◆ EXERCISE ◆
Scan the lines below; pull out those with "icon".

◆ SOURCE RECORDS ◆
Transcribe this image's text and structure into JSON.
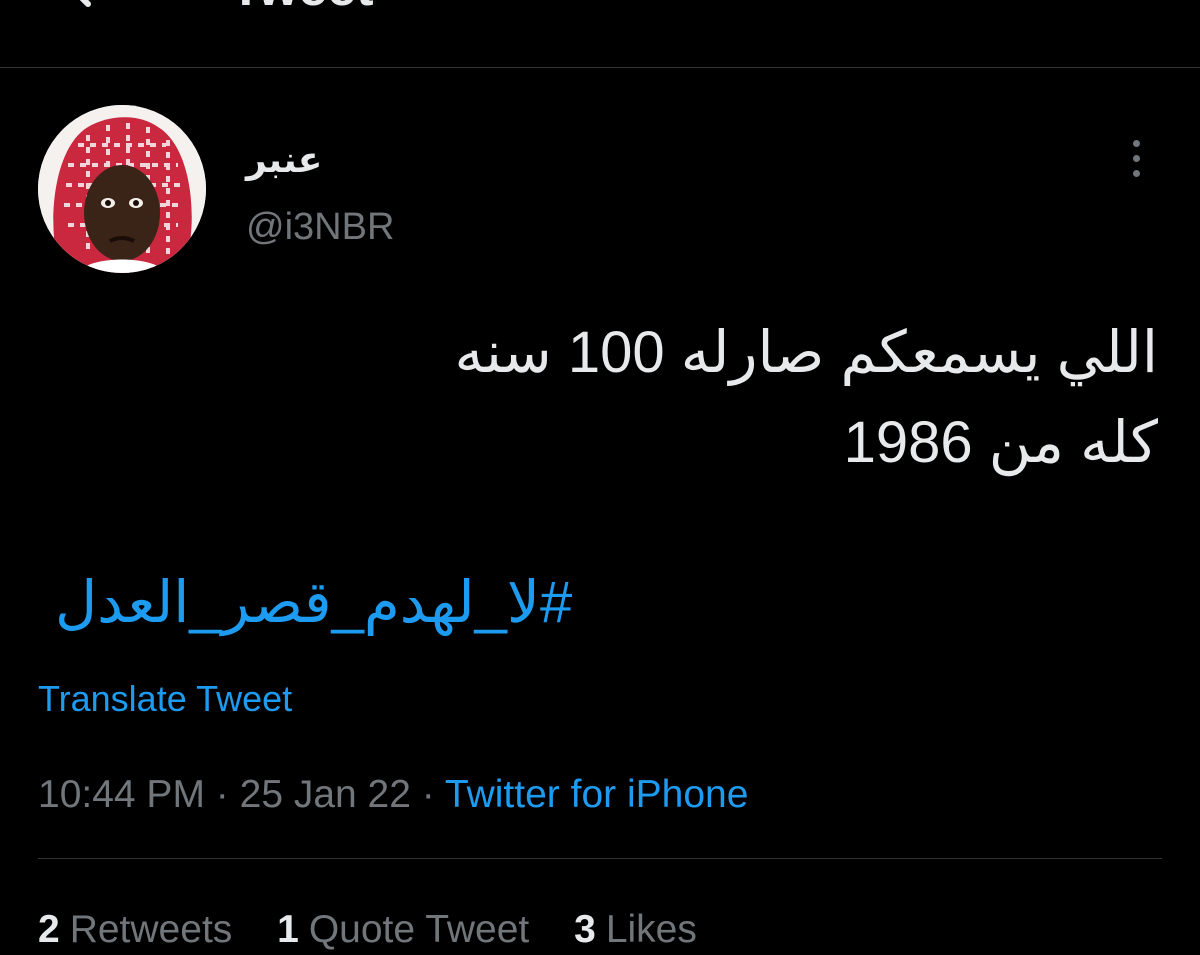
{
  "header": {
    "title": "Tweet",
    "back_icon": "arrow-left-icon"
  },
  "author": {
    "display_name": "عنبر",
    "handle": "@i3NBR",
    "avatar": "avatar"
  },
  "more_icon": "more-vertical-icon",
  "tweet": {
    "lines": [
      "اللي يسمعكم صارله 100 سنه",
      "كله من 1986"
    ],
    "hashtag": "#لا_لهدم_قصر_العدل"
  },
  "translate_label": "Translate Tweet",
  "meta": {
    "time": "10:44 PM",
    "separator": "·",
    "date": "25 Jan 22",
    "source": "Twitter for iPhone"
  },
  "stats": [
    {
      "count": "2",
      "label": "Retweets"
    },
    {
      "count": "1",
      "label": "Quote Tweet"
    },
    {
      "count": "3",
      "label": "Likes"
    }
  ],
  "colors": {
    "background": "#000000",
    "text": "#e7e9ea",
    "secondary": "#71767b",
    "link": "#1d9bf0",
    "divider": "#2f3336"
  }
}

◆ OUTPUT BELOW ◆
    "back_icon": "arrow-left-icon"
  "more_icon": "more-vertical-icon",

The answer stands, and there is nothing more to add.